_What is expected_: Copy every line in which the string "JSON" occurs.

*** Raw data

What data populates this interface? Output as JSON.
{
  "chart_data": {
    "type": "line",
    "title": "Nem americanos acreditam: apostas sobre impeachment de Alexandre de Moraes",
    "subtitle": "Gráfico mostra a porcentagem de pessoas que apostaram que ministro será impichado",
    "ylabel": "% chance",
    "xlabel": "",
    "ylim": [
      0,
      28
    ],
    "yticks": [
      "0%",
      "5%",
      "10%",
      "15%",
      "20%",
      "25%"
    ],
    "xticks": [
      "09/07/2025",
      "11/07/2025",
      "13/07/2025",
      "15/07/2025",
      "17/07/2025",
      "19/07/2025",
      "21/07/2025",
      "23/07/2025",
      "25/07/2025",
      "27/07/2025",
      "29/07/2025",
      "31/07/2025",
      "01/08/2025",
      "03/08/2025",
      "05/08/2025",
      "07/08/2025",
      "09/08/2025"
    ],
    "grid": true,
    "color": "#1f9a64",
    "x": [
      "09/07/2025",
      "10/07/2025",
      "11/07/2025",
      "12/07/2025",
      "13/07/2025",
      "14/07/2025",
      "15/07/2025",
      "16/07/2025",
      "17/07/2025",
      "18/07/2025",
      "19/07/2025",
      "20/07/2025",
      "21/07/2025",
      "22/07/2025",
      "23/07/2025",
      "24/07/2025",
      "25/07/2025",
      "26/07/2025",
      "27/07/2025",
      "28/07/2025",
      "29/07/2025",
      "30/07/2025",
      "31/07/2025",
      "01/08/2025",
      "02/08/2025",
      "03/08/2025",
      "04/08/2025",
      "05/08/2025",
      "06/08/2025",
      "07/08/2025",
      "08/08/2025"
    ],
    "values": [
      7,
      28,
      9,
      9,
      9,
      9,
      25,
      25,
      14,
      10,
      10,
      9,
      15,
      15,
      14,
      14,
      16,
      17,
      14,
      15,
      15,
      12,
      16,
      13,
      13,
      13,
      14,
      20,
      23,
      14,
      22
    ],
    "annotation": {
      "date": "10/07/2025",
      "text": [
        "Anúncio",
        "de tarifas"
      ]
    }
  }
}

******
*** Raw data

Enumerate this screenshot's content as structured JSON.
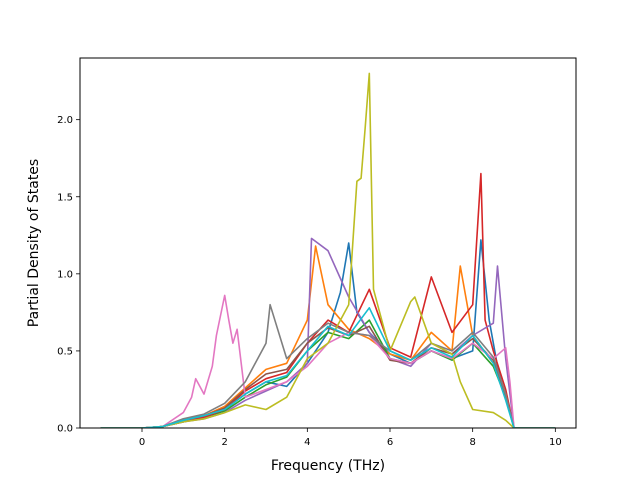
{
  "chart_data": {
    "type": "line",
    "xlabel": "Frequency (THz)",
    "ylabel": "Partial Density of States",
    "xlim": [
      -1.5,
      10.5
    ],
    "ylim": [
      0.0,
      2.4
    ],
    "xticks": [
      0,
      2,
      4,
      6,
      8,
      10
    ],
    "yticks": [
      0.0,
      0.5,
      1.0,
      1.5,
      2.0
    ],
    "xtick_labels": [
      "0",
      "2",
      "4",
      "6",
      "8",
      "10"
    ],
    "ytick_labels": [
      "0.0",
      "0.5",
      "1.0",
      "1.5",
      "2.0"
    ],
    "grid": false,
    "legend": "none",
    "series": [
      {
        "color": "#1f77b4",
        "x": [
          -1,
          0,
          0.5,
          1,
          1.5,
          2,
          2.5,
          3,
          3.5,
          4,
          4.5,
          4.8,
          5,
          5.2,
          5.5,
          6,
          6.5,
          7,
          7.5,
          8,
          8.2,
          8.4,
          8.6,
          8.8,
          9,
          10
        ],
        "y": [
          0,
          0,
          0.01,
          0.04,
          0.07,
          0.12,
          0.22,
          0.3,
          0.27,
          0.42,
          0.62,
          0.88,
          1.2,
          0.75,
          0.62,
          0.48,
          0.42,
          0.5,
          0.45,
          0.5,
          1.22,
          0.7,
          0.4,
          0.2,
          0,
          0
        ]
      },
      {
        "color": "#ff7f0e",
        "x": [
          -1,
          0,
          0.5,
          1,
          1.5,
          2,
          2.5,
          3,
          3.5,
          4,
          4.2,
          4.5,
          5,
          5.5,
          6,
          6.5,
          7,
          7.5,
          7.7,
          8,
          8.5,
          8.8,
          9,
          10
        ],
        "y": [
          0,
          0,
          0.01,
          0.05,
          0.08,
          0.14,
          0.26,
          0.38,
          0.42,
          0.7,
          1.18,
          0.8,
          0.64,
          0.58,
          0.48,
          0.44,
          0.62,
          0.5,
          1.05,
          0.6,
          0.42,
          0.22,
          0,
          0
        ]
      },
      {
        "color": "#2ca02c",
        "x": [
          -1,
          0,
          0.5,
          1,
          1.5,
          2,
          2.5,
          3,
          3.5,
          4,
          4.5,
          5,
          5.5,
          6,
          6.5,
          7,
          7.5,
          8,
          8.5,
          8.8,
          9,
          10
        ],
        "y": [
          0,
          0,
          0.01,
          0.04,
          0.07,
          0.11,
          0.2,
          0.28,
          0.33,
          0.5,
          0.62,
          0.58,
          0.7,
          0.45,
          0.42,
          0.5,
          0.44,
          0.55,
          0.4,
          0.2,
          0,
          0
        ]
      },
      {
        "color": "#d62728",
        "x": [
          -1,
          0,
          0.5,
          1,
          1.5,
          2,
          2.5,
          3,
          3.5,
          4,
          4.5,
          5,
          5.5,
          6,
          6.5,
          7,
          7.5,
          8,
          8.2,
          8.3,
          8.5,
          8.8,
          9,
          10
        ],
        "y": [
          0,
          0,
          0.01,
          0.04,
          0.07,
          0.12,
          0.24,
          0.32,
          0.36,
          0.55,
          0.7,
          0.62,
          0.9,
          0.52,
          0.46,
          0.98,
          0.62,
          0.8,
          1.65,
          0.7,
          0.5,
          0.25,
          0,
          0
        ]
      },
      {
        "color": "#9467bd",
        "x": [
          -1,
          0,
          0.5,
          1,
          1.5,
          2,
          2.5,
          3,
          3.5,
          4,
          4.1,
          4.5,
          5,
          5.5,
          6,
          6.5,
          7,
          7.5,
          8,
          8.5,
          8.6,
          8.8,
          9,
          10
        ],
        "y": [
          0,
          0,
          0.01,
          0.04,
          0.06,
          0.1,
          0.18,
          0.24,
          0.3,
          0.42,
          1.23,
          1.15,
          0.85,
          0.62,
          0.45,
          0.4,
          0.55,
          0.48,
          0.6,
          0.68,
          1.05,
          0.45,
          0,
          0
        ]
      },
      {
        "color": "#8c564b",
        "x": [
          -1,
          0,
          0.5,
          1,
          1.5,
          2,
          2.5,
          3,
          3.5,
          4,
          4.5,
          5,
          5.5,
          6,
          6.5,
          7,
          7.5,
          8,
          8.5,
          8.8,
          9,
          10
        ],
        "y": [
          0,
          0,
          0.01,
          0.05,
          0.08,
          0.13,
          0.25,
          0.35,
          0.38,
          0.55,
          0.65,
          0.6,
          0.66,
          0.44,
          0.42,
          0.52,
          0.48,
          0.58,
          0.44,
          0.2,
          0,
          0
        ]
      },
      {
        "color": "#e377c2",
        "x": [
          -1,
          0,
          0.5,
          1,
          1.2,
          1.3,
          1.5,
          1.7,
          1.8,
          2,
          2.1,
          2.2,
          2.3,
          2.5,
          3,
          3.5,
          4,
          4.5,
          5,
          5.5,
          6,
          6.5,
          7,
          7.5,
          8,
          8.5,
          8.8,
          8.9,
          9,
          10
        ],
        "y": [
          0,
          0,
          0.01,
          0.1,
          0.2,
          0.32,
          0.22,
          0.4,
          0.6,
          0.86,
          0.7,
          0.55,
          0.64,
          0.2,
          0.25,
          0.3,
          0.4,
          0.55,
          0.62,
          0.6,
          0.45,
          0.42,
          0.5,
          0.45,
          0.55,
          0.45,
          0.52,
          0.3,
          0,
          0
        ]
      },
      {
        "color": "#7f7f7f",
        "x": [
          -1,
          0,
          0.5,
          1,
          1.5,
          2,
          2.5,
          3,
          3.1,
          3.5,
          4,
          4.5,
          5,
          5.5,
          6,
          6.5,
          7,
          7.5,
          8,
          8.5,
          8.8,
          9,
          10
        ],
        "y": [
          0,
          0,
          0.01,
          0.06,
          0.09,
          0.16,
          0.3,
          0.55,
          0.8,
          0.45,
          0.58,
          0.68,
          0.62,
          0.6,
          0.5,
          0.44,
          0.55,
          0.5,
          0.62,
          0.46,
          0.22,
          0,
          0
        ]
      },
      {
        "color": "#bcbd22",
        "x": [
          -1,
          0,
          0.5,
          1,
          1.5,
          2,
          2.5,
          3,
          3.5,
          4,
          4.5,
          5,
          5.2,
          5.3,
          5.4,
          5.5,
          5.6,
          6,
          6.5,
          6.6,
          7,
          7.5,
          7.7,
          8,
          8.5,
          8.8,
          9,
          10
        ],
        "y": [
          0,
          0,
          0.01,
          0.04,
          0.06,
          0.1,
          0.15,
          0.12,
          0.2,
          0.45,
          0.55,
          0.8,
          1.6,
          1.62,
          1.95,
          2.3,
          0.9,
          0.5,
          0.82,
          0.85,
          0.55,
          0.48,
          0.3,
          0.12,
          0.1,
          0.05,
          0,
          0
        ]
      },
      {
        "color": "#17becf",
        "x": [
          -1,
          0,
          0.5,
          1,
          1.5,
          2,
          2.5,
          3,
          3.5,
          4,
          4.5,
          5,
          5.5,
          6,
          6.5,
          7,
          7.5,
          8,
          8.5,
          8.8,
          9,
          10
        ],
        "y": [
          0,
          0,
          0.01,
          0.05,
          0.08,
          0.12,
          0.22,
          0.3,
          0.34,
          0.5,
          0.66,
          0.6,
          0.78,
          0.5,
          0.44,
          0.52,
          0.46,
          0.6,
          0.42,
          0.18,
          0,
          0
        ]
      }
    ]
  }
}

******

_Task answer_:
What data populates this interface? Output as JSON.
Enumerate this screenshot's content as structured JSON.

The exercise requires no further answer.